TASK GOAL
Copy out the records precisely, omitting pictures.

EXERCISE INPUTS

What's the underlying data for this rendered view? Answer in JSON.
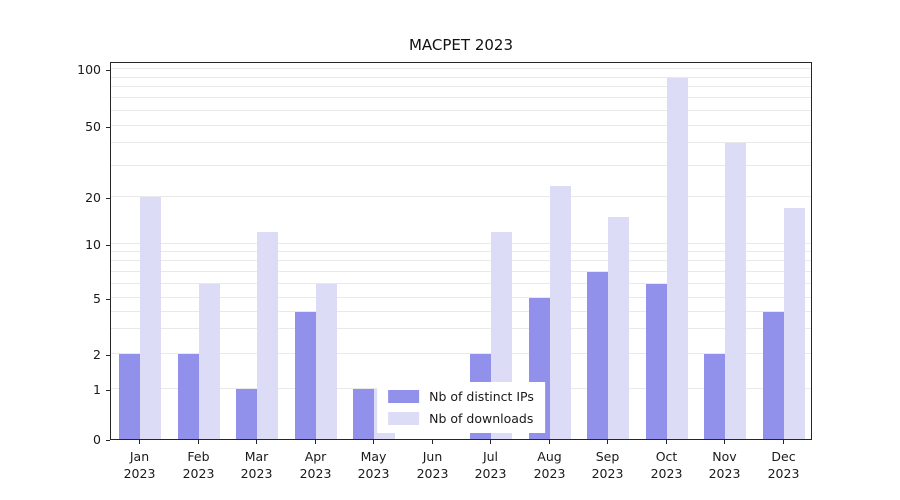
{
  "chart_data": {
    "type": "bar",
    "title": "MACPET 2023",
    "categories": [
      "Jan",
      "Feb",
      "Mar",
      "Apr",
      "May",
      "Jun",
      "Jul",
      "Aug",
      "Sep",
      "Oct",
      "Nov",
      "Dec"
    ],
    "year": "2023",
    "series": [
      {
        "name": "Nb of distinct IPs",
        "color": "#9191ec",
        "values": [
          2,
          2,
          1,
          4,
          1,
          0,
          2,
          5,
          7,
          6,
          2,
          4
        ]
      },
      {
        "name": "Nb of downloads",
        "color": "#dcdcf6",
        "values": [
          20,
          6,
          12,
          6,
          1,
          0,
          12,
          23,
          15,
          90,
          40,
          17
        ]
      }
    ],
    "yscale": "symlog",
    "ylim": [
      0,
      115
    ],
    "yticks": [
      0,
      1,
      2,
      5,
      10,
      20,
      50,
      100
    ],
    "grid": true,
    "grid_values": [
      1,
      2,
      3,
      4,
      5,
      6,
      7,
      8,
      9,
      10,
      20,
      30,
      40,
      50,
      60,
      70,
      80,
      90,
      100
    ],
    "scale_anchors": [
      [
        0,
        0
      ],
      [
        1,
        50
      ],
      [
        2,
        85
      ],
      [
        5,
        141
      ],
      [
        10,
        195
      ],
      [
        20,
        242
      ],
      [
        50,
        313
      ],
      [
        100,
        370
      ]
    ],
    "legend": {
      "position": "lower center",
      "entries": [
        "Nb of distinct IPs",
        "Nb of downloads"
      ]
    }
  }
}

TASK RESULT
What's the underlying data for this rendered view? Answer in JSON.
{
  "chart_data": {
    "type": "bar",
    "title": "MACPET 2023",
    "categories": [
      "Jan",
      "Feb",
      "Mar",
      "Apr",
      "May",
      "Jun",
      "Jul",
      "Aug",
      "Sep",
      "Oct",
      "Nov",
      "Dec"
    ],
    "year": "2023",
    "series": [
      {
        "name": "Nb of distinct IPs",
        "color": "#9191ec",
        "values": [
          2,
          2,
          1,
          4,
          1,
          0,
          2,
          5,
          7,
          6,
          2,
          4
        ]
      },
      {
        "name": "Nb of downloads",
        "color": "#dcdcf6",
        "values": [
          20,
          6,
          12,
          6,
          1,
          0,
          12,
          23,
          15,
          90,
          40,
          17
        ]
      }
    ],
    "yscale": "symlog",
    "ylim": [
      0,
      115
    ],
    "yticks": [
      0,
      1,
      2,
      5,
      10,
      20,
      50,
      100
    ],
    "grid": true,
    "grid_values": [
      1,
      2,
      3,
      4,
      5,
      6,
      7,
      8,
      9,
      10,
      20,
      30,
      40,
      50,
      60,
      70,
      80,
      90,
      100
    ],
    "scale_anchors": [
      [
        0,
        0
      ],
      [
        1,
        50
      ],
      [
        2,
        85
      ],
      [
        5,
        141
      ],
      [
        10,
        195
      ],
      [
        20,
        242
      ],
      [
        50,
        313
      ],
      [
        100,
        370
      ]
    ],
    "legend": {
      "position": "lower center",
      "entries": [
        "Nb of distinct IPs",
        "Nb of downloads"
      ]
    }
  }
}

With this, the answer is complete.